Each line containing the word "value" needs to be copied.

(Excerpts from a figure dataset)
------------------------------------------------------------------------
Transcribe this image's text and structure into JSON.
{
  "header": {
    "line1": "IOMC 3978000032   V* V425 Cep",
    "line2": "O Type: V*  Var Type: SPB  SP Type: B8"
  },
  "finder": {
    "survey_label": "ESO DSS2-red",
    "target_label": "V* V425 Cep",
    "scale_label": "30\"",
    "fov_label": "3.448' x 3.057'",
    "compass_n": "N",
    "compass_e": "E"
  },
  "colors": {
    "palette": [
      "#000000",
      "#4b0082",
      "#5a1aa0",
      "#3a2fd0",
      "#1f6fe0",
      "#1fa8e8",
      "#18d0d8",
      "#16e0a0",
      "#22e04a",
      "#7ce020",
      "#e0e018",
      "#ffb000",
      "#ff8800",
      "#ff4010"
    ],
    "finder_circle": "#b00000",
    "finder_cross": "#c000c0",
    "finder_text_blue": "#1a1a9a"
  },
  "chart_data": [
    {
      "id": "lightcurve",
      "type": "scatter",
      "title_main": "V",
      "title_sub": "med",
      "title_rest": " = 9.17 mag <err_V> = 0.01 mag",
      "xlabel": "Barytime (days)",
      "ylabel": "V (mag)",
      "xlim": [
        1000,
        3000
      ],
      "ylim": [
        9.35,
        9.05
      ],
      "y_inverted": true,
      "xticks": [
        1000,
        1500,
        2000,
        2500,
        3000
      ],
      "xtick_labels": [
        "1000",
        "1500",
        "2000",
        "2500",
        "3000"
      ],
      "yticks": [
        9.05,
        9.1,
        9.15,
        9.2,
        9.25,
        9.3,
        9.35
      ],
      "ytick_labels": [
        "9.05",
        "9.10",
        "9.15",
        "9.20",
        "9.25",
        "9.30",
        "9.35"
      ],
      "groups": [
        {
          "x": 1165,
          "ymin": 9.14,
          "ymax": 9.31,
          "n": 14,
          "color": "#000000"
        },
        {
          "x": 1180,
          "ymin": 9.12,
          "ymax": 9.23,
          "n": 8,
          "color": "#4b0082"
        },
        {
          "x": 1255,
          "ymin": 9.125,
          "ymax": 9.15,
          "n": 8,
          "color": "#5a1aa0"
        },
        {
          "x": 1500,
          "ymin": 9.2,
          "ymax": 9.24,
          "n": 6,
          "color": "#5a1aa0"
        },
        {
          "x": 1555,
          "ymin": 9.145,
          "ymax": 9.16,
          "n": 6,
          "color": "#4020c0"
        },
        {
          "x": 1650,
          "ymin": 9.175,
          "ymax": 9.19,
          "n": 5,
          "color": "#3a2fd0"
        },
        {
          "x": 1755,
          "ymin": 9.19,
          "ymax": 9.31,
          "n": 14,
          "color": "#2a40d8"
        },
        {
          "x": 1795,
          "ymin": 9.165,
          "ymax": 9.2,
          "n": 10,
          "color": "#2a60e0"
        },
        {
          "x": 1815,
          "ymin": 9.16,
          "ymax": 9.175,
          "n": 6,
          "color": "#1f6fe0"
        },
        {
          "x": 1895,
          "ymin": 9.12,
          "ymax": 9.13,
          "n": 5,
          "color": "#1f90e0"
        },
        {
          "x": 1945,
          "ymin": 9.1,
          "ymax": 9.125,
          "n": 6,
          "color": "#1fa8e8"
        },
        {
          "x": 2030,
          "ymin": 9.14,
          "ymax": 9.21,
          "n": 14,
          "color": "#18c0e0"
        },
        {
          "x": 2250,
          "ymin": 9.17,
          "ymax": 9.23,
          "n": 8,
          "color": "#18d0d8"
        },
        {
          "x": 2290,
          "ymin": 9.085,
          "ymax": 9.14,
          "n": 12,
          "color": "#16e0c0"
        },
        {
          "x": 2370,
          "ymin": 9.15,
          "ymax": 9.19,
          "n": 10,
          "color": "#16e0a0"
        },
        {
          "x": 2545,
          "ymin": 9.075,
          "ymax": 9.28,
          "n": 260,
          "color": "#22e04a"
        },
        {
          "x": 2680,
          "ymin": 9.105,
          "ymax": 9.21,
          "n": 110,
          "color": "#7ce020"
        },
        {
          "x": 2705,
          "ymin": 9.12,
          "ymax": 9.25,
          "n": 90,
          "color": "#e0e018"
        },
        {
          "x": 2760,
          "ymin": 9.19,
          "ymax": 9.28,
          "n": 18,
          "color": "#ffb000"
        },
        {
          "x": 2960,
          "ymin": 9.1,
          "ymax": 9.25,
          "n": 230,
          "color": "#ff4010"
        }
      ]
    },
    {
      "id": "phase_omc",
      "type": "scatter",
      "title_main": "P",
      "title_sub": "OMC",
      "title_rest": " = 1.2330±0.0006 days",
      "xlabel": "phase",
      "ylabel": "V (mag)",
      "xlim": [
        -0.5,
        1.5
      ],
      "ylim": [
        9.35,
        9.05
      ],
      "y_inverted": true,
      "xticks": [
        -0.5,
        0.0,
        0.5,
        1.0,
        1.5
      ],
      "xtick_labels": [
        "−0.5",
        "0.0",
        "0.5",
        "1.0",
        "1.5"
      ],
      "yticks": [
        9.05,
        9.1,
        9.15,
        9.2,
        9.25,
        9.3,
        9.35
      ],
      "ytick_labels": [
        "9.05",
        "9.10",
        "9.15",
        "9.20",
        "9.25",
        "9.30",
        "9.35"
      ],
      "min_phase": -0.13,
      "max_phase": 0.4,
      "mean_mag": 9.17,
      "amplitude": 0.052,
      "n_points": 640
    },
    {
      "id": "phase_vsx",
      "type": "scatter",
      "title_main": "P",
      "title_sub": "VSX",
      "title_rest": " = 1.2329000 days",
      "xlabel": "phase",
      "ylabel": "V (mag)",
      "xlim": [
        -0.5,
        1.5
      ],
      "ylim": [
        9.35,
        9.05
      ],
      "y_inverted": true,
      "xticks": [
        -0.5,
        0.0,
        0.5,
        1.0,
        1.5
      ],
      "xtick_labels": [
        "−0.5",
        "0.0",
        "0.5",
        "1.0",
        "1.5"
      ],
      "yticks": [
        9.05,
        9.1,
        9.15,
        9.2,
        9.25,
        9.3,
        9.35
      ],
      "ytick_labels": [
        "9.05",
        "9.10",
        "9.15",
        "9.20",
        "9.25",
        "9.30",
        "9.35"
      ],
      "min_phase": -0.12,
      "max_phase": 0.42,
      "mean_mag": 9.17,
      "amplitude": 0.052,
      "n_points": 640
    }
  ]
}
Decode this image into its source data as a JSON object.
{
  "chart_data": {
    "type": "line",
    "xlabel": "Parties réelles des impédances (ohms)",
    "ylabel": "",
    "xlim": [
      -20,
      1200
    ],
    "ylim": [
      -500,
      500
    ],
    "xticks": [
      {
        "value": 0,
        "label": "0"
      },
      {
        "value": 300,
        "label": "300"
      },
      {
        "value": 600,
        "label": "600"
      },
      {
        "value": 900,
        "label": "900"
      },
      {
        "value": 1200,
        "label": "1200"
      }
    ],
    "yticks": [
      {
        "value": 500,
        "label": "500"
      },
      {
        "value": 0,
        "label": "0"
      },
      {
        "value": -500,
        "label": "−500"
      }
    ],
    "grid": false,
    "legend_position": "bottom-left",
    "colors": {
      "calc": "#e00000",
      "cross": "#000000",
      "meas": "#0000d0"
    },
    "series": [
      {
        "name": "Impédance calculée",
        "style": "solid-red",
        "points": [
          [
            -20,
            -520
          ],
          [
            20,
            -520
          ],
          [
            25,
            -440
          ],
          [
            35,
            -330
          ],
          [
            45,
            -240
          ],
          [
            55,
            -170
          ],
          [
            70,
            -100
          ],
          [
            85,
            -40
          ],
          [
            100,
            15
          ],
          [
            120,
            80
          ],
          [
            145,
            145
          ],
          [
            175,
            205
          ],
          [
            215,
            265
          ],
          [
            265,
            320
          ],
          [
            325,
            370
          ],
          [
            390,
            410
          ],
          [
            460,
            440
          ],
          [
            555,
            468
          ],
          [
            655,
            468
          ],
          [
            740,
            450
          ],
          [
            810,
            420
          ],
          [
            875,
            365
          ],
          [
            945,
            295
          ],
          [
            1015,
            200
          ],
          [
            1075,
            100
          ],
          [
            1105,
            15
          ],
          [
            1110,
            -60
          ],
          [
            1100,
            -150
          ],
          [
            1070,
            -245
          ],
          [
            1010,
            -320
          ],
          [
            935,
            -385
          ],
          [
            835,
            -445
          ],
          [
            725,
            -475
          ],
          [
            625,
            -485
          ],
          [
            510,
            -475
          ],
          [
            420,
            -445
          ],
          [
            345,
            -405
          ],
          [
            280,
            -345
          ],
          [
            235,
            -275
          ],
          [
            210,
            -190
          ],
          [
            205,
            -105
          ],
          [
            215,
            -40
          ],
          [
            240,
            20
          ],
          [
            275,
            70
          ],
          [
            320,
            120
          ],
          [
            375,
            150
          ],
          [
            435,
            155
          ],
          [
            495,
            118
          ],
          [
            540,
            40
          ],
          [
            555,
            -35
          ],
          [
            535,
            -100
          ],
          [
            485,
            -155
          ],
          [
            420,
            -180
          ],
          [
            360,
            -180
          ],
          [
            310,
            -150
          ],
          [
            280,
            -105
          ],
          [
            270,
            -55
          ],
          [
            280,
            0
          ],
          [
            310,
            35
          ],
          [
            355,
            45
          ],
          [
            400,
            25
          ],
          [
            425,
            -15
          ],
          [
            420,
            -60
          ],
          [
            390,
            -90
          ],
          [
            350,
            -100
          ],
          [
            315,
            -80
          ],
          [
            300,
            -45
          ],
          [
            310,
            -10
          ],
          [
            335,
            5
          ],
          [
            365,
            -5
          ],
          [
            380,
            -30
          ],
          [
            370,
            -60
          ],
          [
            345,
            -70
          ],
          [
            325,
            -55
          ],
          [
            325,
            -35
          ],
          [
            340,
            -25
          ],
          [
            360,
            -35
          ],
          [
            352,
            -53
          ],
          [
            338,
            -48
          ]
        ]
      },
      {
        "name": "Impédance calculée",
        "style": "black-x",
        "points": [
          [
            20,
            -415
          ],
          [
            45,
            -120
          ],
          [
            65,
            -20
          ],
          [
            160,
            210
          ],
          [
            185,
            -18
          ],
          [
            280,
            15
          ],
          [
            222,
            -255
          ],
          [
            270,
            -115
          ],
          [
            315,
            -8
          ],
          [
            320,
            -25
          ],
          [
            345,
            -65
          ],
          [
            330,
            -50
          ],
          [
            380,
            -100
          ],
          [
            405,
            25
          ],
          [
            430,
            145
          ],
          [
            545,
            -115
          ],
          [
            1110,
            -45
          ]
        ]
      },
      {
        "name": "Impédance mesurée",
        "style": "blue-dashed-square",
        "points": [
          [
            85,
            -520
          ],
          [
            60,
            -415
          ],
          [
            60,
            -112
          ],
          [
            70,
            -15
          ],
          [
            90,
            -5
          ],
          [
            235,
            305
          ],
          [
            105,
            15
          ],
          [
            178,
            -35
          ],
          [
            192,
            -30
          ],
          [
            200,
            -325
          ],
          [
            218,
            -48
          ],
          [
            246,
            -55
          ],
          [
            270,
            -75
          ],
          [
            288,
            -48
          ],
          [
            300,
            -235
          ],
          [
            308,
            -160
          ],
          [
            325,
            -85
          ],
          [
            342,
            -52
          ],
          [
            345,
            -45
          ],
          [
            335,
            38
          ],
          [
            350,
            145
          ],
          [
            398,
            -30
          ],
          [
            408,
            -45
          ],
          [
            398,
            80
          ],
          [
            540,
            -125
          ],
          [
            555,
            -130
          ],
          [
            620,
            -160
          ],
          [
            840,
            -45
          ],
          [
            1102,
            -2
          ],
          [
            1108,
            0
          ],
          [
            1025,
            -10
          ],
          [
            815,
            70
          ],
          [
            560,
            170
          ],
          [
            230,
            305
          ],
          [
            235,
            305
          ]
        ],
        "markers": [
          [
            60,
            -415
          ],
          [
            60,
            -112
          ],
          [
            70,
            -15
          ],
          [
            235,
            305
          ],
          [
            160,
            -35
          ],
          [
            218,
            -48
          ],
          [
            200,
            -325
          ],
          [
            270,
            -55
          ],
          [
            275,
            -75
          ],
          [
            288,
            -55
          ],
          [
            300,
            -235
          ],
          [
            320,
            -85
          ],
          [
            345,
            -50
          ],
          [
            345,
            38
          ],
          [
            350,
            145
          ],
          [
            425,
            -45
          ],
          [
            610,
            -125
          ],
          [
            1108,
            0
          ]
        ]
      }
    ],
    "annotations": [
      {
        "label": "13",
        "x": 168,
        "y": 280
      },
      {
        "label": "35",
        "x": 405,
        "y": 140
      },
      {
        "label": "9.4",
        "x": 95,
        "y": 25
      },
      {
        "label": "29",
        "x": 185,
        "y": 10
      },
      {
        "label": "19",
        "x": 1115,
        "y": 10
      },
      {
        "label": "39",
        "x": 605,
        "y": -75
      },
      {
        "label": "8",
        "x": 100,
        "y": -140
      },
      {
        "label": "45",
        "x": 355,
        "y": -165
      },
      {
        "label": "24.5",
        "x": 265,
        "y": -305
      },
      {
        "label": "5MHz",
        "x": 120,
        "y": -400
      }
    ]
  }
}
------------------------------------------------------------------------
Task response ::
        "value": 0,
        "value": 300,
        "value": 600,
        "value": 900,
        "value": 1200,
        "value": 500,
        "value": 0,
        "value": -500,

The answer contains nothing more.